# WHAT YOU WILL DO
Every entry below must be repeated exactly; skip the pictures.

[Figure dataset records]
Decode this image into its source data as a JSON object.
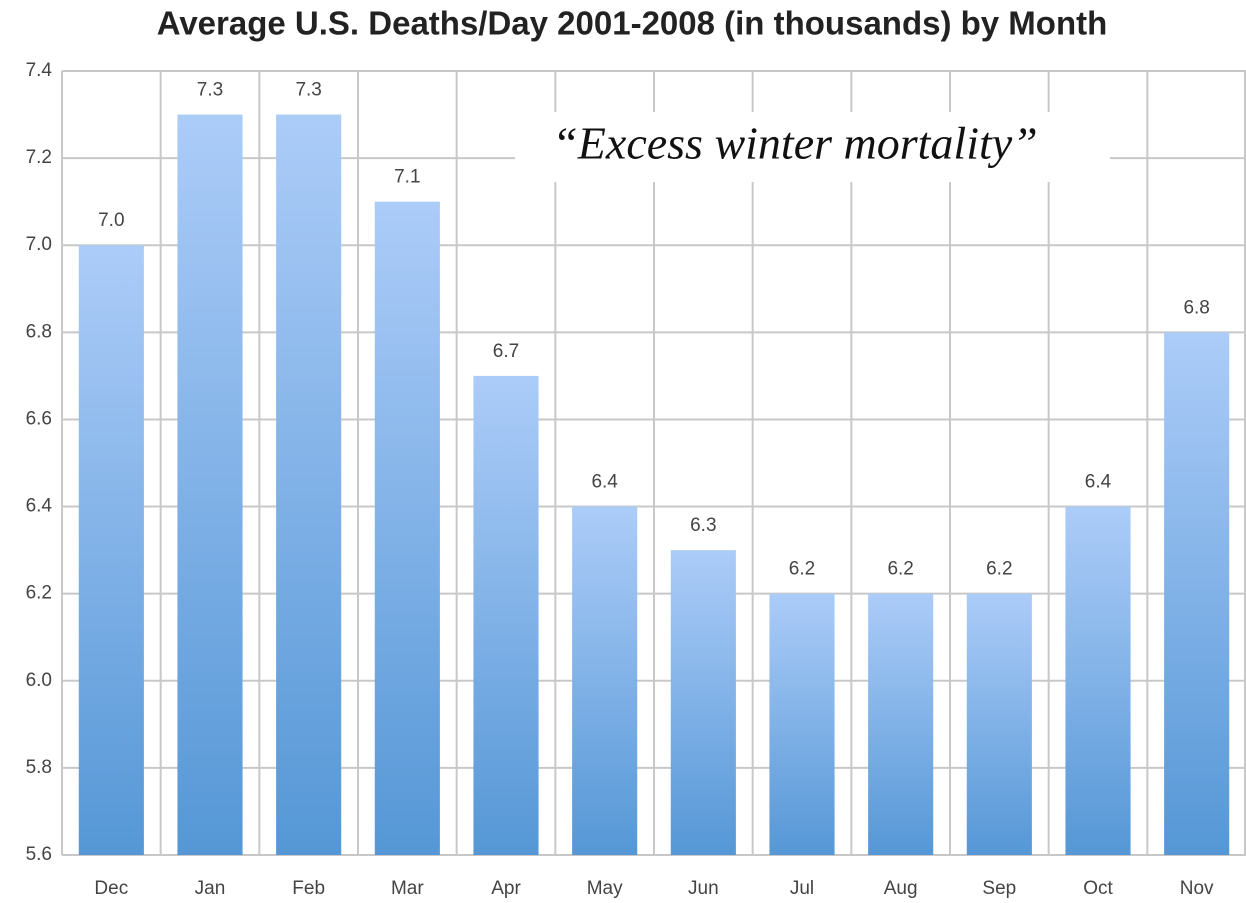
{
  "chart_data": {
    "type": "bar",
    "title": "Average U.S. Deaths/Day 2001-2008 (in thousands) by Month",
    "annotation": "“Excess winter mortality”",
    "categories": [
      "Dec",
      "Jan",
      "Feb",
      "Mar",
      "Apr",
      "May",
      "Jun",
      "Jul",
      "Aug",
      "Sep",
      "Oct",
      "Nov"
    ],
    "values": [
      7.0,
      7.3,
      7.3,
      7.1,
      6.7,
      6.4,
      6.3,
      6.2,
      6.2,
      6.2,
      6.4,
      6.8
    ],
    "value_labels": [
      "7.0",
      "7.3",
      "7.3",
      "7.1",
      "6.7",
      "6.4",
      "6.3",
      "6.2",
      "6.2",
      "6.2",
      "6.4",
      "6.8"
    ],
    "color": "#5597d6",
    "ylim": [
      5.6,
      7.4
    ],
    "yticks": [
      5.6,
      5.8,
      {
        "value": 6.0,
        "label": "6.0"
      },
      6.2,
      6.4,
      6.6,
      6.8,
      {
        "value": 7.0,
        "label": "7.0"
      },
      7.2,
      7.4
    ],
    "grid": true
  }
}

# EXERCISE ANSWER
Decode this image into its source data as a JSON object.
{
  "chart_data": {
    "type": "bar",
    "title": "Average U.S. Deaths/Day 2001-2008 (in thousands) by Month",
    "annotation": "“Excess winter mortality”",
    "categories": [
      "Dec",
      "Jan",
      "Feb",
      "Mar",
      "Apr",
      "May",
      "Jun",
      "Jul",
      "Aug",
      "Sep",
      "Oct",
      "Nov"
    ],
    "values": [
      7.0,
      7.3,
      7.3,
      7.1,
      6.7,
      6.4,
      6.3,
      6.2,
      6.2,
      6.2,
      6.4,
      6.8
    ],
    "value_labels": [
      "7.0",
      "7.3",
      "7.3",
      "7.1",
      "6.7",
      "6.4",
      "6.3",
      "6.2",
      "6.2",
      "6.2",
      "6.4",
      "6.8"
    ],
    "color": "#5597d6",
    "ylim": [
      5.6,
      7.4
    ],
    "yticks": [
      5.6,
      5.8,
      {
        "value": 6.0,
        "label": "6.0"
      },
      6.2,
      6.4,
      6.6,
      6.8,
      {
        "value": 7.0,
        "label": "7.0"
      },
      7.2,
      7.4
    ],
    "grid": true
  }
}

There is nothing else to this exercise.